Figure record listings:
.....
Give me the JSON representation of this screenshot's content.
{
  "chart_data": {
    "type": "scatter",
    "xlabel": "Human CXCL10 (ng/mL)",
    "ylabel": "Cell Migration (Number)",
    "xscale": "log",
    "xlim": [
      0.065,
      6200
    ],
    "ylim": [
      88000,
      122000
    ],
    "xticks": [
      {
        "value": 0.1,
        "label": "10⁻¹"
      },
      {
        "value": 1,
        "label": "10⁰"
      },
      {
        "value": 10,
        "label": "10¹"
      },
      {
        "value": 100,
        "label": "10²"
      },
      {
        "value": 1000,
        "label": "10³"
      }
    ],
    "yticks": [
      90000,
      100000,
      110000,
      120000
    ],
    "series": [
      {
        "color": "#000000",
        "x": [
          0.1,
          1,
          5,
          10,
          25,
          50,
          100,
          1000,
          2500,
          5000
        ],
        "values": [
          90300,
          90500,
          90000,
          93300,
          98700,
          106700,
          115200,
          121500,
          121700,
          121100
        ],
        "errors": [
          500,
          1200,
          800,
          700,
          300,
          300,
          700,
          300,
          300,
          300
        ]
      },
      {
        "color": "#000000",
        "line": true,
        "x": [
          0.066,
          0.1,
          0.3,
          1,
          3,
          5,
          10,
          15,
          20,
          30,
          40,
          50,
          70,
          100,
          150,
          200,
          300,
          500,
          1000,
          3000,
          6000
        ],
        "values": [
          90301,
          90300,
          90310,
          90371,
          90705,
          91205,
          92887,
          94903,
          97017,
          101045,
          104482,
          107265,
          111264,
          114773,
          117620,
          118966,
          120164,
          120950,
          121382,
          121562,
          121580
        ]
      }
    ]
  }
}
.....
*TASK DESCRIPTION*
Copy out all of the records shown above exactly.

*ANSWER BELOW*
Give me the JSON representation of this screenshot's content.
{
  "chart_data": {
    "type": "scatter",
    "xlabel": "Human CXCL10 (ng/mL)",
    "ylabel": "Cell Migration (Number)",
    "xscale": "log",
    "xlim": [
      0.065,
      6200
    ],
    "ylim": [
      88000,
      122000
    ],
    "xticks": [
      {
        "value": 0.1,
        "label": "10⁻¹"
      },
      {
        "value": 1,
        "label": "10⁰"
      },
      {
        "value": 10,
        "label": "10¹"
      },
      {
        "value": 100,
        "label": "10²"
      },
      {
        "value": 1000,
        "label": "10³"
      }
    ],
    "yticks": [
      90000,
      100000,
      110000,
      120000
    ],
    "series": [
      {
        "color": "#000000",
        "x": [
          0.1,
          1,
          5,
          10,
          25,
          50,
          100,
          1000,
          2500,
          5000
        ],
        "values": [
          90300,
          90500,
          90000,
          93300,
          98700,
          106700,
          115200,
          121500,
          121700,
          121100
        ],
        "errors": [
          500,
          1200,
          800,
          700,
          300,
          300,
          700,
          300,
          300,
          300
        ]
      },
      {
        "color": "#000000",
        "line": true,
        "x": [
          0.066,
          0.1,
          0.3,
          1,
          3,
          5,
          10,
          15,
          20,
          30,
          40,
          50,
          70,
          100,
          150,
          200,
          300,
          500,
          1000,
          3000,
          6000
        ],
        "values": [
          90301,
          90300,
          90310,
          90371,
          90705,
          91205,
          92887,
          94903,
          97017,
          101045,
          104482,
          107265,
          111264,
          114773,
          117620,
          118966,
          120164,
          120950,
          121382,
          121562,
          121580
        ]
      }
    ]
  }
}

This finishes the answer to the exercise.